=== GIVEN DATA ===
• • • • • • •

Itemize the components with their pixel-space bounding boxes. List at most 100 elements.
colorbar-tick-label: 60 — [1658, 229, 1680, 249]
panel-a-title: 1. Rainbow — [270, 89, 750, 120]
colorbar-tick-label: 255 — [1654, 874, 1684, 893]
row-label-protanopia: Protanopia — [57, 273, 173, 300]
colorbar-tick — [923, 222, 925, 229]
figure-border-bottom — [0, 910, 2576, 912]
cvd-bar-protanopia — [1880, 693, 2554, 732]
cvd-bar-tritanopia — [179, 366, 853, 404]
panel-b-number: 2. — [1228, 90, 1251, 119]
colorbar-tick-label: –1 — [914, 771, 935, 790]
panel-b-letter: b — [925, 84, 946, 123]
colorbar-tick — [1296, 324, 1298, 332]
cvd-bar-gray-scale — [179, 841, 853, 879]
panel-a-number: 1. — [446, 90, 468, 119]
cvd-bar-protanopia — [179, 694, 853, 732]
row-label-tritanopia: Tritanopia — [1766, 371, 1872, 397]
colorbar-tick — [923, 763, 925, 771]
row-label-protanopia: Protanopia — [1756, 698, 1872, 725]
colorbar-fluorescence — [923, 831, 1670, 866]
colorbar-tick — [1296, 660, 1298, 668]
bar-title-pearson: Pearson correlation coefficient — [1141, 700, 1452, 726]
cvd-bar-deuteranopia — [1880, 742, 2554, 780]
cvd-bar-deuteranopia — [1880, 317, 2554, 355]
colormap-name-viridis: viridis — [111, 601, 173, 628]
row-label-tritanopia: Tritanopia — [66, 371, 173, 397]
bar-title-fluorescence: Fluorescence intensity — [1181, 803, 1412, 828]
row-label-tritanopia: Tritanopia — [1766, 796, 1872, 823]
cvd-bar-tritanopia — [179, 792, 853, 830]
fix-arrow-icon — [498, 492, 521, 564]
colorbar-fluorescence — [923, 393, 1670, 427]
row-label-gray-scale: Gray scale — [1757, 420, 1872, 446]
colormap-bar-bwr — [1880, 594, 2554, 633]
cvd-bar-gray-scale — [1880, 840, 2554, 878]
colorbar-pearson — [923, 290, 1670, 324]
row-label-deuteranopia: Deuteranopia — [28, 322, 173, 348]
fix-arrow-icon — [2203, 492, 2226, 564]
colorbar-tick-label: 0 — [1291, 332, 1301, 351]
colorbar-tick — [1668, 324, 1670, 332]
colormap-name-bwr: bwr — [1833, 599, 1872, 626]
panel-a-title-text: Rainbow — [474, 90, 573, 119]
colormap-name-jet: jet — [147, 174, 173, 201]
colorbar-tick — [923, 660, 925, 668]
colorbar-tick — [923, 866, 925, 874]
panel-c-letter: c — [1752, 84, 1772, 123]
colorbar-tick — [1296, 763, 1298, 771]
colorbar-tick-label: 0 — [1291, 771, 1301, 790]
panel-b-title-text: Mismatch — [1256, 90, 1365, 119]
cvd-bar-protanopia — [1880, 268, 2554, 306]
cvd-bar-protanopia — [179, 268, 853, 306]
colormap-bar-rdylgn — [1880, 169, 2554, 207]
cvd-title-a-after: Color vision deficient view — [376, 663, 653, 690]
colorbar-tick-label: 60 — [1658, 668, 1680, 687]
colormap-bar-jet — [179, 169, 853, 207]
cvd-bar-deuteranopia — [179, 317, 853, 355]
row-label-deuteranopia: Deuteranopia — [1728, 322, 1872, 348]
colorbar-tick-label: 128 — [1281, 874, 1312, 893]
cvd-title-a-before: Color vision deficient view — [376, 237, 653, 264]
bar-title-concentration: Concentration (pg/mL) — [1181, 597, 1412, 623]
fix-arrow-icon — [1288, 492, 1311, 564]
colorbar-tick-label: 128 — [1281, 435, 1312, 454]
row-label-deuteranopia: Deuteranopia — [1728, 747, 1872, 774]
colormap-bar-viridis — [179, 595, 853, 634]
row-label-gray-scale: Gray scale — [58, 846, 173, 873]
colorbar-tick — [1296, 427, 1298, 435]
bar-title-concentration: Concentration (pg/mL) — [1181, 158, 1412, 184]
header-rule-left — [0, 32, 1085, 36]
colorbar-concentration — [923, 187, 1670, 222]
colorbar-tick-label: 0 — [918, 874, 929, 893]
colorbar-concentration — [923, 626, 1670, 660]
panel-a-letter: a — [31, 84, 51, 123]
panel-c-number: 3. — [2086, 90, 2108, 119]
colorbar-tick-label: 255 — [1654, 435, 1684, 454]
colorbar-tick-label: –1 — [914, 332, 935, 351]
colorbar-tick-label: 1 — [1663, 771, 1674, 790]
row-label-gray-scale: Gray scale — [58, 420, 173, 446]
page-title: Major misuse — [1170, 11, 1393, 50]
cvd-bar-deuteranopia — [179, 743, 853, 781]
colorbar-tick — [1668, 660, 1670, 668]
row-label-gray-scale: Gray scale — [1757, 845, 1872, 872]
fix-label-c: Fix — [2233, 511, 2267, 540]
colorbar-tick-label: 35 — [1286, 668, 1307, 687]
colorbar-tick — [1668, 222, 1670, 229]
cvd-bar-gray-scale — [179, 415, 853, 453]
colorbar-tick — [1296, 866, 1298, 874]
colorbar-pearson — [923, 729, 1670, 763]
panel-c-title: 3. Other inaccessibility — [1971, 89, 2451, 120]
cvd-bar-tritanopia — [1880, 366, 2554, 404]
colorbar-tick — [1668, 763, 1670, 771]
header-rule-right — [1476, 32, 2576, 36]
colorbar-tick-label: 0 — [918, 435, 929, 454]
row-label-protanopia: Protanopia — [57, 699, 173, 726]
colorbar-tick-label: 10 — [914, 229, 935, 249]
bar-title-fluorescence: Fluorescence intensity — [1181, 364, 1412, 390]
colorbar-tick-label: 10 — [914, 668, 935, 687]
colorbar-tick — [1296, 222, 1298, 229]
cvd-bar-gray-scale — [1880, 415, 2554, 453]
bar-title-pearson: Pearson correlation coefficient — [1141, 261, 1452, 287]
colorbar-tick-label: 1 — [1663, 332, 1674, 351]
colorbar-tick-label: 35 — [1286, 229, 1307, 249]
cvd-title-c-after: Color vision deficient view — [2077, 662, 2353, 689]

• • • • • • •

=== CHALLENGE ===
Rewrite all of the material above, replacing every "Fluorescence intensity" with "Signal intensity". Keep every other line and character unchanged.

=== FINISHED TASK ===
Itemize the components with their pixel-space bounding boxes. List at most 100 elements.
colorbar-tick-label: 60 — [1658, 229, 1680, 249]
panel-a-title: 1. Rainbow — [270, 89, 750, 120]
colorbar-tick-label: 255 — [1654, 874, 1684, 893]
row-label-protanopia: Protanopia — [57, 273, 173, 300]
colorbar-tick — [923, 222, 925, 229]
figure-border-bottom — [0, 910, 2576, 912]
cvd-bar-protanopia — [1880, 693, 2554, 732]
cvd-bar-tritanopia — [179, 366, 853, 404]
panel-b-number: 2. — [1228, 90, 1251, 119]
colorbar-tick-label: –1 — [914, 771, 935, 790]
panel-b-letter: b — [925, 84, 946, 123]
colorbar-tick — [1296, 324, 1298, 332]
cvd-bar-gray-scale — [179, 841, 853, 879]
panel-a-number: 1. — [446, 90, 468, 119]
cvd-bar-protanopia — [179, 694, 853, 732]
row-label-tritanopia: Tritanopia — [1766, 371, 1872, 397]
colorbar-tick — [923, 763, 925, 771]
row-label-protanopia: Protanopia — [1756, 698, 1872, 725]
colorbar-fluorescence — [923, 831, 1670, 866]
colorbar-tick — [1296, 660, 1298, 668]
bar-title-pearson: Pearson correlation coefficient — [1141, 700, 1452, 726]
cvd-bar-deuteranopia — [1880, 742, 2554, 780]
cvd-bar-deuteranopia — [1880, 317, 2554, 355]
colormap-name-viridis: viridis — [111, 601, 173, 628]
row-label-tritanopia: Tritanopia — [66, 371, 173, 397]
bar-title-fluorescence: Signal intensity — [1181, 803, 1412, 828]
row-label-tritanopia: Tritanopia — [1766, 796, 1872, 823]
cvd-bar-tritanopia — [179, 792, 853, 830]
fix-arrow-icon — [498, 492, 521, 564]
colorbar-fluorescence — [923, 393, 1670, 427]
row-label-gray-scale: Gray scale — [1757, 420, 1872, 446]
colormap-bar-bwr — [1880, 594, 2554, 633]
cvd-bar-gray-scale — [1880, 840, 2554, 878]
colorbar-pearson — [923, 290, 1670, 324]
row-label-deuteranopia: Deuteranopia — [28, 322, 173, 348]
fix-arrow-icon — [2203, 492, 2226, 564]
colorbar-tick-label: 0 — [1291, 332, 1301, 351]
colorbar-tick — [1668, 324, 1670, 332]
colormap-name-bwr: bwr — [1833, 599, 1872, 626]
panel-a-title-text: Rainbow — [474, 90, 573, 119]
colormap-name-jet: jet — [147, 174, 173, 201]
colorbar-tick — [923, 660, 925, 668]
colorbar-tick — [923, 866, 925, 874]
panel-c-letter: c — [1752, 84, 1772, 123]
colorbar-tick — [1296, 763, 1298, 771]
colorbar-tick-label: 0 — [1291, 771, 1301, 790]
panel-b-title-text: Mismatch — [1256, 90, 1365, 119]
cvd-bar-protanopia — [1880, 268, 2554, 306]
cvd-bar-protanopia — [179, 268, 853, 306]
colormap-bar-rdylgn — [1880, 169, 2554, 207]
cvd-title-a-after: Color vision deficient view — [376, 663, 653, 690]
colorbar-tick-label: 60 — [1658, 668, 1680, 687]
colormap-bar-jet — [179, 169, 853, 207]
cvd-bar-deuteranopia — [179, 317, 853, 355]
row-label-deuteranopia: Deuteranopia — [1728, 322, 1872, 348]
colorbar-tick-label: 128 — [1281, 874, 1312, 893]
cvd-title-a-before: Color vision deficient view — [376, 237, 653, 264]
bar-title-concentration: Concentration (pg/mL) — [1181, 597, 1412, 623]
fix-arrow-icon — [1288, 492, 1311, 564]
colorbar-tick-label: 128 — [1281, 435, 1312, 454]
row-label-deuteranopia: Deuteranopia — [1728, 747, 1872, 774]
colormap-bar-viridis — [179, 595, 853, 634]
row-label-gray-scale: Gray scale — [58, 846, 173, 873]
colorbar-tick — [1296, 427, 1298, 435]
bar-title-concentration: Concentration (pg/mL) — [1181, 158, 1412, 184]
header-rule-left — [0, 32, 1085, 36]
colorbar-concentration — [923, 187, 1670, 222]
colorbar-tick-label: 0 — [918, 874, 929, 893]
colorbar-concentration — [923, 626, 1670, 660]
panel-a-letter: a — [31, 84, 51, 123]
panel-c-number: 3. — [2086, 90, 2108, 119]
colorbar-tick-label: 255 — [1654, 435, 1684, 454]
colorbar-tick-label: –1 — [914, 332, 935, 351]
colorbar-tick-label: 1 — [1663, 771, 1674, 790]
row-label-gray-scale: Gray scale — [58, 420, 173, 446]
page-title: Major misuse — [1170, 11, 1393, 50]
cvd-bar-deuteranopia — [179, 743, 853, 781]
colorbar-tick — [1668, 660, 1670, 668]
row-label-gray-scale: Gray scale — [1757, 845, 1872, 872]
fix-label-c: Fix — [2233, 511, 2267, 540]
colorbar-tick-label: 35 — [1286, 668, 1307, 687]
colorbar-tick — [1668, 222, 1670, 229]
cvd-bar-gray-scale — [179, 415, 853, 453]
colorbar-tick — [1296, 866, 1298, 874]
colorbar-pearson — [923, 729, 1670, 763]
panel-c-title: 3. Other inaccessibility — [1971, 89, 2451, 120]
cvd-bar-tritanopia — [1880, 366, 2554, 404]
colorbar-tick — [1668, 763, 1670, 771]
header-rule-right — [1476, 32, 2576, 36]
colorbar-tick-label: 0 — [918, 435, 929, 454]
row-label-protanopia: Protanopia — [57, 699, 173, 726]
colorbar-tick-label: 10 — [914, 229, 935, 249]
bar-title-fluorescence: Signal intensity — [1181, 364, 1412, 390]
colorbar-tick-label: 10 — [914, 668, 935, 687]
colorbar-tick — [1296, 222, 1298, 229]
cvd-bar-gray-scale — [1880, 415, 2554, 453]
bar-title-pearson: Pearson correlation coefficient — [1141, 261, 1452, 287]
colorbar-tick-label: 1 — [1663, 332, 1674, 351]
colorbar-tick-label: 35 — [1286, 229, 1307, 249]
cvd-title-c-after: Color vision deficient view — [2077, 662, 2353, 689]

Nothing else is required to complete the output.